## Dataset entries
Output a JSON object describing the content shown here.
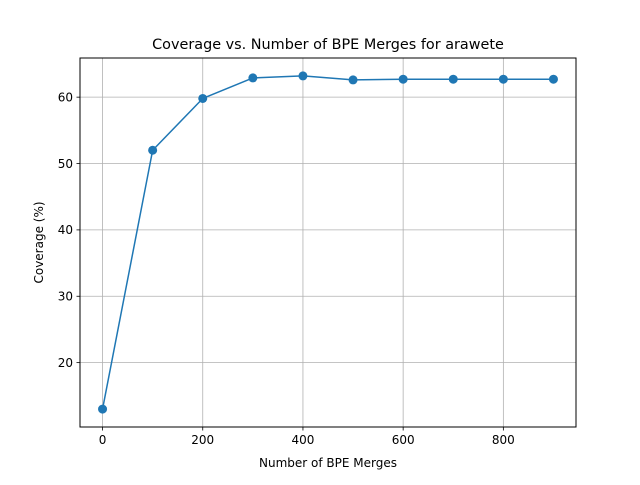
{
  "chart_data": {
    "type": "line",
    "title": "Coverage vs. Number of BPE Merges for arawete",
    "xlabel": "Number of BPE Merges",
    "ylabel": "Coverage (%)",
    "xlim": [
      -45,
      945
    ],
    "ylim": [
      10.3,
      65.9
    ],
    "xticks": [
      0,
      200,
      400,
      600,
      800
    ],
    "yticks": [
      20,
      30,
      40,
      50,
      60
    ],
    "grid": true,
    "marker": "circle",
    "line_color": "#1f77b4",
    "series": [
      {
        "x": [
          0,
          100,
          200,
          300,
          400,
          500,
          600,
          700,
          800,
          900
        ],
        "values": [
          13.0,
          52.0,
          59.8,
          62.9,
          63.2,
          62.6,
          62.7,
          62.7,
          62.7,
          62.7
        ]
      }
    ]
  }
}
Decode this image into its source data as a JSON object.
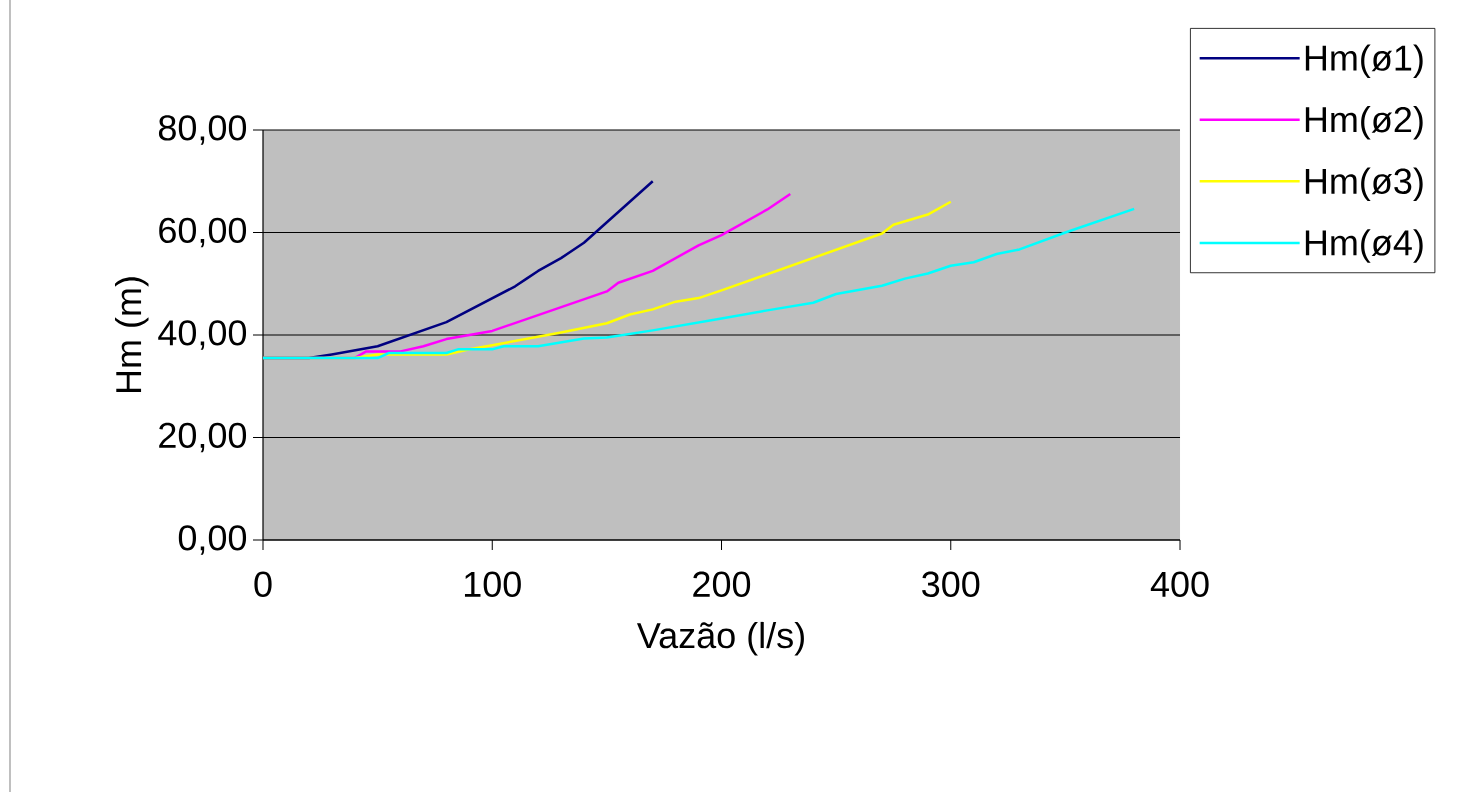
{
  "chart_data": {
    "type": "line",
    "xlabel": "Vazão (l/s)",
    "ylabel": "Hm  (m)",
    "xlim": [
      0,
      400
    ],
    "xticks": [
      0,
      100,
      200,
      300,
      400
    ],
    "ylim": [
      0,
      80
    ],
    "yticks": [
      {
        "value": 0,
        "label": "0,00"
      },
      {
        "value": 20,
        "label": "20,00"
      },
      {
        "value": 40,
        "label": "40,00"
      },
      {
        "value": 60,
        "label": "60,00"
      },
      {
        "value": 80,
        "label": "80,00"
      }
    ],
    "grid": "y",
    "legend": "top right",
    "marker": "none",
    "line_style": "solid",
    "series": [
      {
        "name": "Hm(ø1)",
        "color": "#000080",
        "x": [
          0,
          20,
          30,
          50,
          80,
          110,
          115,
          120,
          130,
          140,
          150,
          160,
          170
        ],
        "values": [
          35.5,
          35.5,
          36.2,
          37.8,
          42.5,
          49.5,
          51,
          52.5,
          55,
          58,
          62,
          66,
          70
        ]
      },
      {
        "name": "Hm(ø2)",
        "color": "#ff00ff",
        "x": [
          0,
          40,
          45,
          60,
          70,
          80,
          100,
          150,
          155,
          170,
          190,
          200,
          220,
          230
        ],
        "values": [
          35.5,
          35.5,
          36.8,
          36.8,
          37.8,
          39.2,
          40.8,
          48.5,
          50.2,
          52.5,
          57.5,
          59.5,
          64.5,
          67.5
        ]
      },
      {
        "name": "Hm(ø3)",
        "color": "#ffff00",
        "x": [
          0,
          40,
          50,
          80,
          90,
          100,
          130,
          150,
          160,
          170,
          180,
          190,
          200,
          270,
          275,
          290,
          300
        ],
        "values": [
          35.5,
          35.5,
          36.2,
          36.2,
          37.2,
          38,
          40.5,
          42.3,
          44,
          45,
          46.5,
          47.2,
          48.7,
          59.8,
          61.5,
          63.5,
          66
        ]
      },
      {
        "name": "Hm(ø4)",
        "color": "#00ffff",
        "x": [
          0,
          50,
          55,
          80,
          85,
          100,
          105,
          120,
          140,
          150,
          170,
          200,
          220,
          240,
          250,
          270,
          280,
          290,
          300,
          310,
          320,
          330,
          350,
          380
        ],
        "values": [
          35.5,
          35.5,
          36.5,
          36.5,
          37.2,
          37.2,
          37.8,
          37.8,
          39.3,
          39.5,
          40.9,
          43.2,
          44.8,
          46.3,
          48,
          49.6,
          51,
          52,
          53.5,
          54.2,
          55.8,
          56.7,
          60,
          64.6
        ]
      }
    ]
  }
}
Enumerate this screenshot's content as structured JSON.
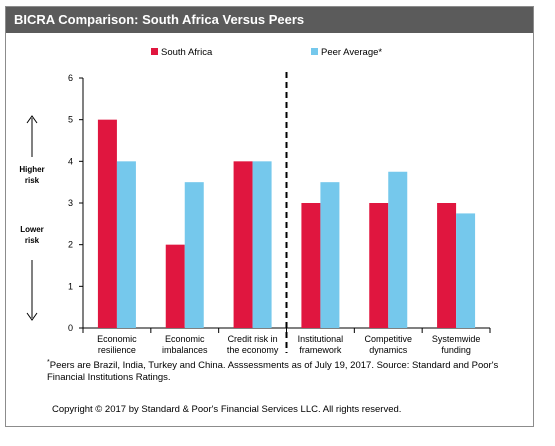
{
  "header": {
    "title": "BICRA Comparison: South Africa Versus Peers"
  },
  "side_labels": {
    "higher": [
      "Higher",
      "risk"
    ],
    "lower": [
      "Lower",
      "risk"
    ]
  },
  "footnote": {
    "marker": "*",
    "text": "Peers are Brazil, India, Turkey and China. Asssessments as of  July 19, 2017. Source: Standard and Poor's Financial Institutions Ratings."
  },
  "copyright": "Copyright © 2017 by Standard & Poor's Financial Services LLC. All rights reserved.",
  "colors": {
    "south_africa": "#e0163f",
    "peer_average": "#75c8ec"
  },
  "chart_data": {
    "type": "bar",
    "categories": [
      [
        "Economic",
        "resilience"
      ],
      [
        "Economic",
        "imbalances"
      ],
      [
        "Credit risk in",
        "the economy"
      ],
      [
        "Institutional",
        "framework"
      ],
      [
        "Competitive",
        "dynamics"
      ],
      [
        "Systemwide",
        "funding"
      ]
    ],
    "series": [
      {
        "name": "South Africa",
        "values": [
          5,
          2,
          4,
          3,
          3,
          3
        ]
      },
      {
        "name": "Peer Average*",
        "values": [
          4,
          3.5,
          4,
          3.5,
          3.75,
          2.75
        ]
      }
    ],
    "ylim": [
      0,
      6
    ],
    "yticks": [
      "0",
      "1",
      "2",
      "3",
      "4",
      "5",
      "6"
    ],
    "legend_position": "top",
    "divider_after_category": 3
  }
}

## What is being asked
Restate the whole listing above exactly, except for its images.

## Answer for this exercise
Output a JSON object describing the content shown here.
{
  "chart_data": {
    "type": "line",
    "title": "Coverage vs. Number of BPE Merges for arawete",
    "xlabel": "Number of BPE Merges",
    "ylabel": "Coverage (%)",
    "xlim": [
      -45,
      945
    ],
    "ylim": [
      10.3,
      65.9
    ],
    "xticks": [
      0,
      200,
      400,
      600,
      800
    ],
    "yticks": [
      20,
      30,
      40,
      50,
      60
    ],
    "grid": true,
    "marker": "circle",
    "line_color": "#1f77b4",
    "series": [
      {
        "x": [
          0,
          100,
          200,
          300,
          400,
          500,
          600,
          700,
          800,
          900
        ],
        "values": [
          13.0,
          52.0,
          59.8,
          62.9,
          63.2,
          62.6,
          62.7,
          62.7,
          62.7,
          62.7
        ]
      }
    ]
  }
}
Decode this image into its source data as a JSON object.
{
  "chart_data": {
    "type": "line",
    "xlabel": "Vazão (l/s)",
    "ylabel": "Hm  (m)",
    "xlim": [
      0,
      400
    ],
    "xticks": [
      0,
      100,
      200,
      300,
      400
    ],
    "ylim": [
      0,
      80
    ],
    "yticks": [
      {
        "value": 0,
        "label": "0,00"
      },
      {
        "value": 20,
        "label": "20,00"
      },
      {
        "value": 40,
        "label": "40,00"
      },
      {
        "value": 60,
        "label": "60,00"
      },
      {
        "value": 80,
        "label": "80,00"
      }
    ],
    "grid": "y",
    "legend": "top right",
    "marker": "none",
    "line_style": "solid",
    "series": [
      {
        "name": "Hm(ø1)",
        "color": "#000080",
        "x": [
          0,
          20,
          30,
          50,
          80,
          110,
          115,
          120,
          130,
          140,
          150,
          160,
          170
        ],
        "values": [
          35.5,
          35.5,
          36.2,
          37.8,
          42.5,
          49.5,
          51,
          52.5,
          55,
          58,
          62,
          66,
          70
        ]
      },
      {
        "name": "Hm(ø2)",
        "color": "#ff00ff",
        "x": [
          0,
          40,
          45,
          60,
          70,
          80,
          100,
          150,
          155,
          170,
          190,
          200,
          220,
          230
        ],
        "values": [
          35.5,
          35.5,
          36.8,
          36.8,
          37.8,
          39.2,
          40.8,
          48.5,
          50.2,
          52.5,
          57.5,
          59.5,
          64.5,
          67.5
        ]
      },
      {
        "name": "Hm(ø3)",
        "color": "#ffff00",
        "x": [
          0,
          40,
          50,
          80,
          90,
          100,
          130,
          150,
          160,
          170,
          180,
          190,
          200,
          270,
          275,
          290,
          300
        ],
        "values": [
          35.5,
          35.5,
          36.2,
          36.2,
          37.2,
          38,
          40.5,
          42.3,
          44,
          45,
          46.5,
          47.2,
          48.7,
          59.8,
          61.5,
          63.5,
          66
        ]
      },
      {
        "name": "Hm(ø4)",
        "color": "#00ffff",
        "x": [
          0,
          50,
          55,
          80,
          85,
          100,
          105,
          120,
          140,
          150,
          170,
          200,
          220,
          240,
          250,
          270,
          280,
          290,
          300,
          310,
          320,
          330,
          350,
          380
        ],
        "values": [
          35.5,
          35.5,
          36.5,
          36.5,
          37.2,
          37.2,
          37.8,
          37.8,
          39.3,
          39.5,
          40.9,
          43.2,
          44.8,
          46.3,
          48,
          49.6,
          51,
          52,
          53.5,
          54.2,
          55.8,
          56.7,
          60,
          64.6
        ]
      }
    ]
  }
}
Enumerate this screenshot's content as structured JSON.
{
  "header": {
    "title": "BICRA Comparison: South Africa Versus Peers"
  },
  "side_labels": {
    "higher": [
      "Higher",
      "risk"
    ],
    "lower": [
      "Lower",
      "risk"
    ]
  },
  "footnote": {
    "marker": "*",
    "text": "Peers are Brazil, India, Turkey and China. Asssessments as of  July 19, 2017. Source: Standard and Poor's Financial Institutions Ratings."
  },
  "copyright": "Copyright © 2017 by Standard & Poor's Financial Services LLC. All rights reserved.",
  "colors": {
    "south_africa": "#e0163f",
    "peer_average": "#75c8ec"
  },
  "chart_data": {
    "type": "bar",
    "categories": [
      [
        "Economic",
        "resilience"
      ],
      [
        "Economic",
        "imbalances"
      ],
      [
        "Credit risk in",
        "the economy"
      ],
      [
        "Institutional",
        "framework"
      ],
      [
        "Competitive",
        "dynamics"
      ],
      [
        "Systemwide",
        "funding"
      ]
    ],
    "series": [
      {
        "name": "South Africa",
        "values": [
          5,
          2,
          4,
          3,
          3,
          3
        ]
      },
      {
        "name": "Peer Average*",
        "values": [
          4,
          3.5,
          4,
          3.5,
          3.75,
          2.75
        ]
      }
    ],
    "ylim": [
      0,
      6
    ],
    "yticks": [
      "0",
      "1",
      "2",
      "3",
      "4",
      "5",
      "6"
    ],
    "legend_position": "top",
    "divider_after_category": 3
  }
}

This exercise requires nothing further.